- **YOUR INSTRUCTIONS**: Copy all lines of the listing that include the string "from".

──────────

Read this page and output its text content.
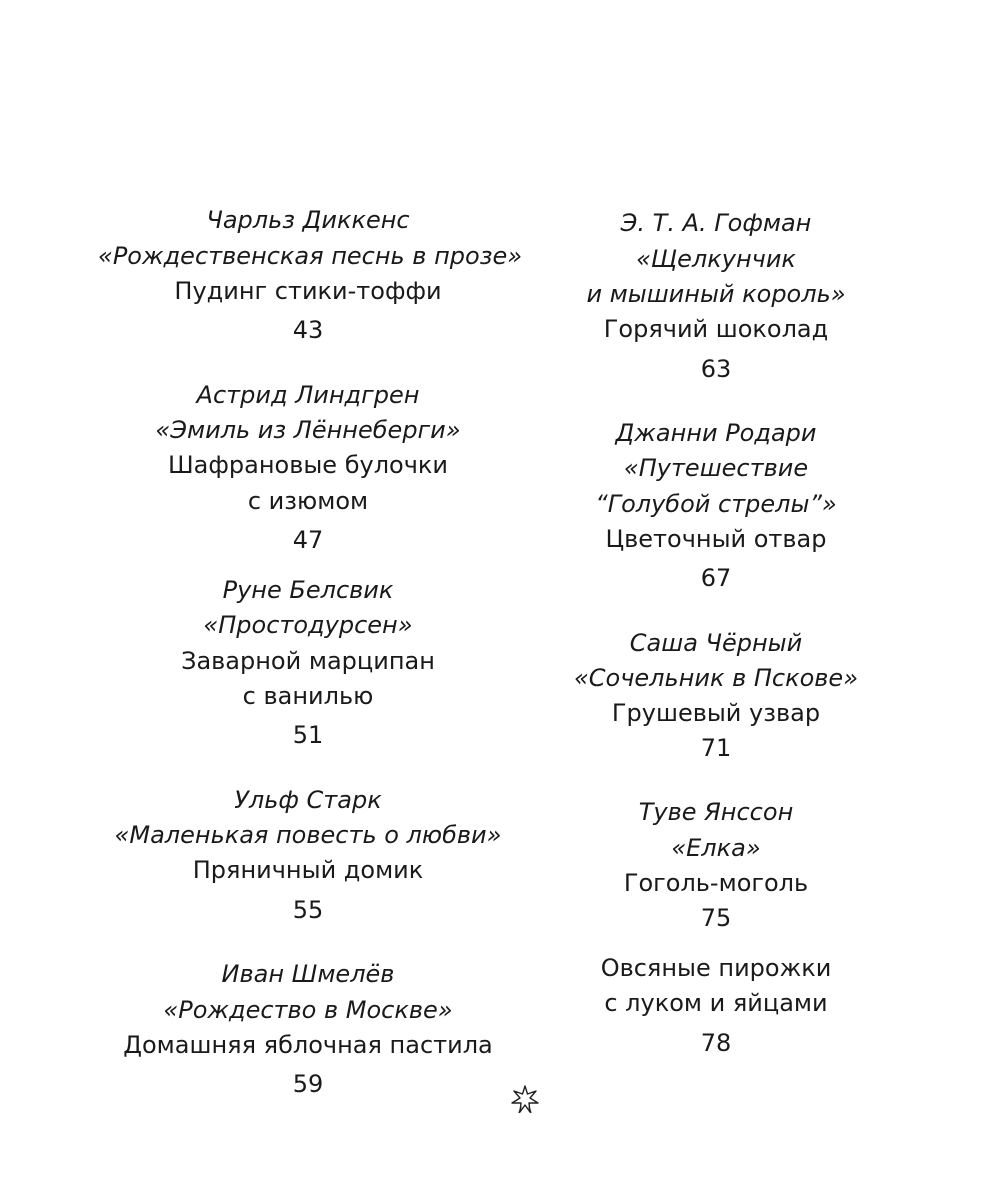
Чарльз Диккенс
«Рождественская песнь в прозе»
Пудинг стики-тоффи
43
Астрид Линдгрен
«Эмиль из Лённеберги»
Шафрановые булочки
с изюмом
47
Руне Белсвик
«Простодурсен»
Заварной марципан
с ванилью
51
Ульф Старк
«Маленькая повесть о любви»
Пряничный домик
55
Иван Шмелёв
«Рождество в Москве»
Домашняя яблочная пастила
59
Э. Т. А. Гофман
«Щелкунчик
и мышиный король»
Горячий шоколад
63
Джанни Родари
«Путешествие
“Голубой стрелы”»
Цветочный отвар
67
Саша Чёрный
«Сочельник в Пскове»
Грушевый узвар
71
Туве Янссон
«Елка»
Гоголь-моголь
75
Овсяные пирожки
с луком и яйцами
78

──────────

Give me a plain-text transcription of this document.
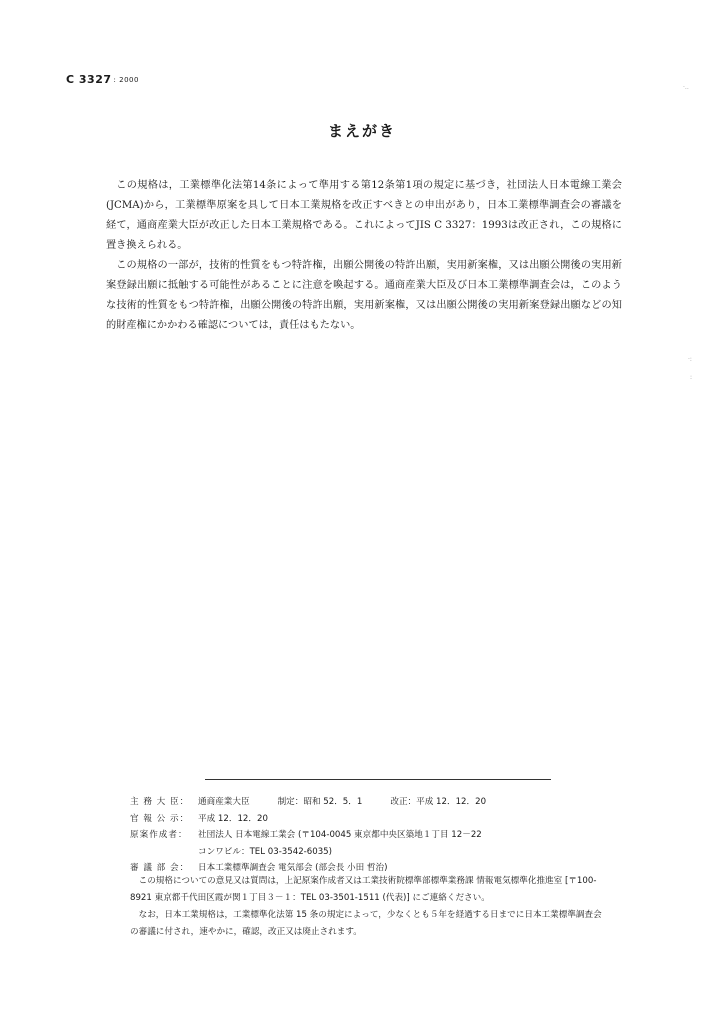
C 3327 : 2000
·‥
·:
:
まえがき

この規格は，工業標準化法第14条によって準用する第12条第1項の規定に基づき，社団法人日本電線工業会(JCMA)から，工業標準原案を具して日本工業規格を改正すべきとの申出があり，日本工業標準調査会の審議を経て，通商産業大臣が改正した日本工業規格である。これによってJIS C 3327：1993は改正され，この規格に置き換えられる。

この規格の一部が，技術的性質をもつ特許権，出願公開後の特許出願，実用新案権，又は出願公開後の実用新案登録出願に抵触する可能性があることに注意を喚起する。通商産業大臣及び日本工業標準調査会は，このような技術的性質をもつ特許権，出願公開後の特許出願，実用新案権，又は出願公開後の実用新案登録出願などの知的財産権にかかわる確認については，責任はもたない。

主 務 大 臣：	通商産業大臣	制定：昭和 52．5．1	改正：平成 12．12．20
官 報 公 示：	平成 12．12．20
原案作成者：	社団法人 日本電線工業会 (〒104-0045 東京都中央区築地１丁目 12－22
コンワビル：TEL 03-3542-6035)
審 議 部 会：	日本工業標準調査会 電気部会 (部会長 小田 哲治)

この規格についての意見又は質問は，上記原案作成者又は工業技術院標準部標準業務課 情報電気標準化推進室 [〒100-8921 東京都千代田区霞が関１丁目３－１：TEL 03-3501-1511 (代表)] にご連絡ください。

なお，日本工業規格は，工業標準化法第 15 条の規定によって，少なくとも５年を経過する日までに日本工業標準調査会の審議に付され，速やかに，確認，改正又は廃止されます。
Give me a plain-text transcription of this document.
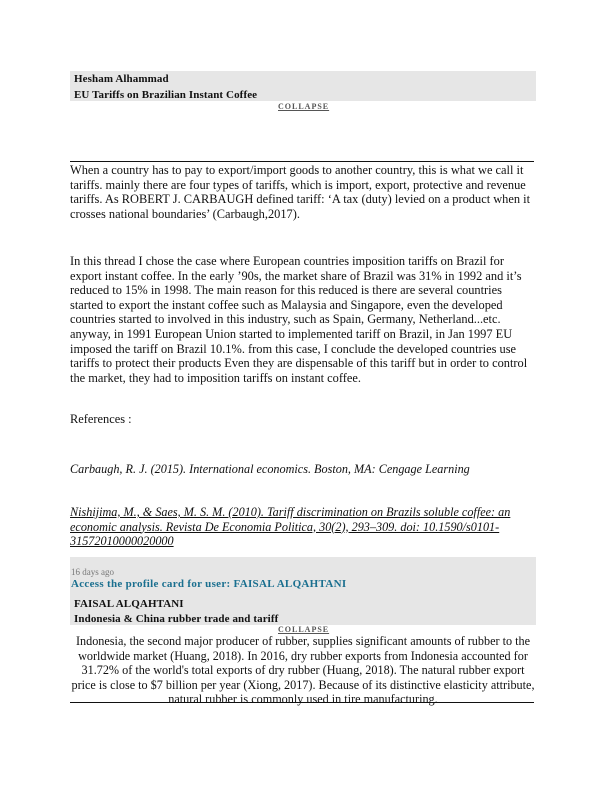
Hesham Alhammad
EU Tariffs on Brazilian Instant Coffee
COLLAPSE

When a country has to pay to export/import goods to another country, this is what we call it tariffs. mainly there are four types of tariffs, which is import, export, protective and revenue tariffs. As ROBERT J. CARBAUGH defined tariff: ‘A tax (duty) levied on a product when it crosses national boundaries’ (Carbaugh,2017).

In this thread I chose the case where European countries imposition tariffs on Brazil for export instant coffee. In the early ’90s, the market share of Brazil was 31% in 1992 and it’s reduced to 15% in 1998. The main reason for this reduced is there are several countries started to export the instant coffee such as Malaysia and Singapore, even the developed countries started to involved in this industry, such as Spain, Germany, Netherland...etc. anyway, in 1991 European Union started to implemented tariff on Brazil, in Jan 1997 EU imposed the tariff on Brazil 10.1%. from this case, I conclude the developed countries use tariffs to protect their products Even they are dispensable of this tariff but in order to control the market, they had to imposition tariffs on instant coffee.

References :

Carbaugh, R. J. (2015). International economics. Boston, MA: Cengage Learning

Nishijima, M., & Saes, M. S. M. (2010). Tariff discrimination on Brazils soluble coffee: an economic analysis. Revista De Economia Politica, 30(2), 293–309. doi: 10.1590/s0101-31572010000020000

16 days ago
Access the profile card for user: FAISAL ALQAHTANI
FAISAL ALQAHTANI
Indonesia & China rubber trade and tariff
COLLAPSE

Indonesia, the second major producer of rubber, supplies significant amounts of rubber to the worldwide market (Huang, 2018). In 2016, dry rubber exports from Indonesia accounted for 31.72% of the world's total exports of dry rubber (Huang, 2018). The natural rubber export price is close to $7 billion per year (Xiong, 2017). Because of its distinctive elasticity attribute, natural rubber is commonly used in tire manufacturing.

──────────

- **EXERCISE OUTPUT**:
In this thread I chose the case where European countries imposition tariffs on Brazil for export instant coffee. In the early ’90s, the market share of Brazil was 31% in 1992 and it’s reduced to 15% in 1998. The main reason for this reduced is there are several countries started to export the instant coffee such as Malaysia and Singapore, even the developed countries started to involved in this industry, such as Spain, Germany, Netherland...etc. anyway, in 1991 European Union started to implemented tariff on Brazil, in Jan 1997 EU imposed the tariff on Brazil 10.1%. from this case, I conclude the developed countries use tariffs to protect their products Even they are dispensable of this tariff but in order to control the market, they had to imposition tariffs on instant coffee.
Indonesia, the second major producer of rubber, supplies significant amounts of rubber to the worldwide market (Huang, 2018). In 2016, dry rubber exports from Indonesia accounted for 31.72% of the world's total exports of dry rubber (Huang, 2018). The natural rubber export price is close to $7 billion per year (Xiong, 2017). Because of its distinctive elasticity attribute, natural rubber is commonly used in tire manufacturing.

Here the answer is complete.